*What to do*. Every record should be written out exactly, please.

*Recorded data*.
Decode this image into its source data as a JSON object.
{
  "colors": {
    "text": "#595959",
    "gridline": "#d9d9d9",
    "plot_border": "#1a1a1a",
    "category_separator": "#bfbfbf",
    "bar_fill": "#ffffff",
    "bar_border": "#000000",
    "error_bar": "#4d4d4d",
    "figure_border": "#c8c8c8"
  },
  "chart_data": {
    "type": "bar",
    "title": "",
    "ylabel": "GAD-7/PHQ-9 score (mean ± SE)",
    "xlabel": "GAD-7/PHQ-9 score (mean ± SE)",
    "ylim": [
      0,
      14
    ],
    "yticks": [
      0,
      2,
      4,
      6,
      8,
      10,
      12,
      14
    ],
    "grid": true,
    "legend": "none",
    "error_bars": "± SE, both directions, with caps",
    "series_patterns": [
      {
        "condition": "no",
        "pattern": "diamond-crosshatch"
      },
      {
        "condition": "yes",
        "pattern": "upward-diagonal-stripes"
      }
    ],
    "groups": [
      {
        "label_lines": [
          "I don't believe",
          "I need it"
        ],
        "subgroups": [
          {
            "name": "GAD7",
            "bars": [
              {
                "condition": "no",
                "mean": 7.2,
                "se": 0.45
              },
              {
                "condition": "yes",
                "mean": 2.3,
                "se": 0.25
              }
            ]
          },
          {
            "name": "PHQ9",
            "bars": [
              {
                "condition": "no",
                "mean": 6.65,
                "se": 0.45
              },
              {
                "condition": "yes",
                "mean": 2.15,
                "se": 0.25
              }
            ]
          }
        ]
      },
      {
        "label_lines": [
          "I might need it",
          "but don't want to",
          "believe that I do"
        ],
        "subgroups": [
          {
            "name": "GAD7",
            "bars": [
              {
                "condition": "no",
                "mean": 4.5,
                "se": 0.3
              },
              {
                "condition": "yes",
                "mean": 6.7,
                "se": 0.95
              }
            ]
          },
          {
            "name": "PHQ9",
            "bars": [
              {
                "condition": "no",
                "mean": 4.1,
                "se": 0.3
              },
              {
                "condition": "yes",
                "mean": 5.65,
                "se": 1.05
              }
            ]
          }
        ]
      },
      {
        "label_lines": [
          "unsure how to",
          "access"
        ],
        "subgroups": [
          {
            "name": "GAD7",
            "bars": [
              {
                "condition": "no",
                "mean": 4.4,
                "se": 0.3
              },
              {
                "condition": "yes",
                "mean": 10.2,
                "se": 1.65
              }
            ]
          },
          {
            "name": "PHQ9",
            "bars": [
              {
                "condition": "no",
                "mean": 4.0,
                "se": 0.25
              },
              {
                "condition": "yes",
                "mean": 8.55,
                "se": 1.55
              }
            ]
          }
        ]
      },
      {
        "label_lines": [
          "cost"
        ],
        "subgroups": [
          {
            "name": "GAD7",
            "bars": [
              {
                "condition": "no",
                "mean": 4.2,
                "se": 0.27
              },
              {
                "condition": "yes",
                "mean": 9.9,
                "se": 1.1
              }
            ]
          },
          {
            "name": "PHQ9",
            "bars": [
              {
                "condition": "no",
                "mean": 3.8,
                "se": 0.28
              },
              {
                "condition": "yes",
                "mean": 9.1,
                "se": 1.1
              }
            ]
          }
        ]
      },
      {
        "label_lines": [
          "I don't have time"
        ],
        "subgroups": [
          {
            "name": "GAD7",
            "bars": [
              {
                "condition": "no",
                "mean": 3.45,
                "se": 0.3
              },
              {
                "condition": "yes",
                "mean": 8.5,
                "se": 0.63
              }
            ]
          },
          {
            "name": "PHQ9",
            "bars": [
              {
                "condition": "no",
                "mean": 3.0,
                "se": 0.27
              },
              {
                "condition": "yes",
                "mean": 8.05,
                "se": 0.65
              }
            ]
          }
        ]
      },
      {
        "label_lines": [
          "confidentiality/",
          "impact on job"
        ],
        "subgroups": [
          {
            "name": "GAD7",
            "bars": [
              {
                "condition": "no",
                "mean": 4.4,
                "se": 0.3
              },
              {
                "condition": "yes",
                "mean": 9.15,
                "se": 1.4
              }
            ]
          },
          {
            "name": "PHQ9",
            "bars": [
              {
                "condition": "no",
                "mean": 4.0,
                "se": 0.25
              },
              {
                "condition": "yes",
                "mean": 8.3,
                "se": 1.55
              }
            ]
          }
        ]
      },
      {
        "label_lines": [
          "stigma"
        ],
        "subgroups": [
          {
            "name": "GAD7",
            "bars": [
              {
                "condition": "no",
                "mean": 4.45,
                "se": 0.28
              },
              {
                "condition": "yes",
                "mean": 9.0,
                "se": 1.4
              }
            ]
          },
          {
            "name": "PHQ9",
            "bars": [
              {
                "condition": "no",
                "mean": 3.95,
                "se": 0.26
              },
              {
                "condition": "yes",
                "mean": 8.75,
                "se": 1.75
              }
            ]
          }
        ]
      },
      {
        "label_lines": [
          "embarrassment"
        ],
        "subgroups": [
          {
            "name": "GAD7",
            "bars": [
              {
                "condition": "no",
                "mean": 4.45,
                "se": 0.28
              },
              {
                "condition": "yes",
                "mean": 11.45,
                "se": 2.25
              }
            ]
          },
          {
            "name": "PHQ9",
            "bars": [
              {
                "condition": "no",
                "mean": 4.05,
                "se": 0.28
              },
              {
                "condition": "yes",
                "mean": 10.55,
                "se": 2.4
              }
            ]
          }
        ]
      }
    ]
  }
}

*Written answer*.
Decode this image into its source data as a JSON object.
{
  "colors": {
    "text": "#595959",
    "gridline": "#d9d9d9",
    "plot_border": "#1a1a1a",
    "category_separator": "#bfbfbf",
    "bar_fill": "#ffffff",
    "bar_border": "#000000",
    "error_bar": "#4d4d4d",
    "figure_border": "#c8c8c8"
  },
  "chart_data": {
    "type": "bar",
    "title": "",
    "ylabel": "GAD-7/PHQ-9 score (mean ± SE)",
    "xlabel": "GAD-7/PHQ-9 score (mean ± SE)",
    "ylim": [
      0,
      14
    ],
    "yticks": [
      0,
      2,
      4,
      6,
      8,
      10,
      12,
      14
    ],
    "grid": true,
    "legend": "none",
    "error_bars": "± SE, both directions, with caps",
    "series_patterns": [
      {
        "condition": "no",
        "pattern": "diamond-crosshatch"
      },
      {
        "condition": "yes",
        "pattern": "upward-diagonal-stripes"
      }
    ],
    "groups": [
      {
        "label_lines": [
          "I don't believe",
          "I need it"
        ],
        "subgroups": [
          {
            "name": "GAD7",
            "bars": [
              {
                "condition": "no",
                "mean": 7.2,
                "se": 0.45
              },
              {
                "condition": "yes",
                "mean": 2.3,
                "se": 0.25
              }
            ]
          },
          {
            "name": "PHQ9",
            "bars": [
              {
                "condition": "no",
                "mean": 6.65,
                "se": 0.45
              },
              {
                "condition": "yes",
                "mean": 2.15,
                "se": 0.25
              }
            ]
          }
        ]
      },
      {
        "label_lines": [
          "I might need it",
          "but don't want to",
          "believe that I do"
        ],
        "subgroups": [
          {
            "name": "GAD7",
            "bars": [
              {
                "condition": "no",
                "mean": 4.5,
                "se": 0.3
              },
              {
                "condition": "yes",
                "mean": 6.7,
                "se": 0.95
              }
            ]
          },
          {
            "name": "PHQ9",
            "bars": [
              {
                "condition": "no",
                "mean": 4.1,
                "se": 0.3
              },
              {
                "condition": "yes",
                "mean": 5.65,
                "se": 1.05
              }
            ]
          }
        ]
      },
      {
        "label_lines": [
          "unsure how to",
          "access"
        ],
        "subgroups": [
          {
            "name": "GAD7",
            "bars": [
              {
                "condition": "no",
                "mean": 4.4,
                "se": 0.3
              },
              {
                "condition": "yes",
                "mean": 10.2,
                "se": 1.65
              }
            ]
          },
          {
            "name": "PHQ9",
            "bars": [
              {
                "condition": "no",
                "mean": 4.0,
                "se": 0.25
              },
              {
                "condition": "yes",
                "mean": 8.55,
                "se": 1.55
              }
            ]
          }
        ]
      },
      {
        "label_lines": [
          "cost"
        ],
        "subgroups": [
          {
            "name": "GAD7",
            "bars": [
              {
                "condition": "no",
                "mean": 4.2,
                "se": 0.27
              },
              {
                "condition": "yes",
                "mean": 9.9,
                "se": 1.1
              }
            ]
          },
          {
            "name": "PHQ9",
            "bars": [
              {
                "condition": "no",
                "mean": 3.8,
                "se": 0.28
              },
              {
                "condition": "yes",
                "mean": 9.1,
                "se": 1.1
              }
            ]
          }
        ]
      },
      {
        "label_lines": [
          "I don't have time"
        ],
        "subgroups": [
          {
            "name": "GAD7",
            "bars": [
              {
                "condition": "no",
                "mean": 3.45,
                "se": 0.3
              },
              {
                "condition": "yes",
                "mean": 8.5,
                "se": 0.63
              }
            ]
          },
          {
            "name": "PHQ9",
            "bars": [
              {
                "condition": "no",
                "mean": 3.0,
                "se": 0.27
              },
              {
                "condition": "yes",
                "mean": 8.05,
                "se": 0.65
              }
            ]
          }
        ]
      },
      {
        "label_lines": [
          "confidentiality/",
          "impact on job"
        ],
        "subgroups": [
          {
            "name": "GAD7",
            "bars": [
              {
                "condition": "no",
                "mean": 4.4,
                "se": 0.3
              },
              {
                "condition": "yes",
                "mean": 9.15,
                "se": 1.4
              }
            ]
          },
          {
            "name": "PHQ9",
            "bars": [
              {
                "condition": "no",
                "mean": 4.0,
                "se": 0.25
              },
              {
                "condition": "yes",
                "mean": 8.3,
                "se": 1.55
              }
            ]
          }
        ]
      },
      {
        "label_lines": [
          "stigma"
        ],
        "subgroups": [
          {
            "name": "GAD7",
            "bars": [
              {
                "condition": "no",
                "mean": 4.45,
                "se": 0.28
              },
              {
                "condition": "yes",
                "mean": 9.0,
                "se": 1.4
              }
            ]
          },
          {
            "name": "PHQ9",
            "bars": [
              {
                "condition": "no",
                "mean": 3.95,
                "se": 0.26
              },
              {
                "condition": "yes",
                "mean": 8.75,
                "se": 1.75
              }
            ]
          }
        ]
      },
      {
        "label_lines": [
          "embarrassment"
        ],
        "subgroups": [
          {
            "name": "GAD7",
            "bars": [
              {
                "condition": "no",
                "mean": 4.45,
                "se": 0.28
              },
              {
                "condition": "yes",
                "mean": 11.45,
                "se": 2.25
              }
            ]
          },
          {
            "name": "PHQ9",
            "bars": [
              {
                "condition": "no",
                "mean": 4.05,
                "se": 0.28
              },
              {
                "condition": "yes",
                "mean": 10.55,
                "se": 2.4
              }
            ]
          }
        ]
      }
    ]
  }
}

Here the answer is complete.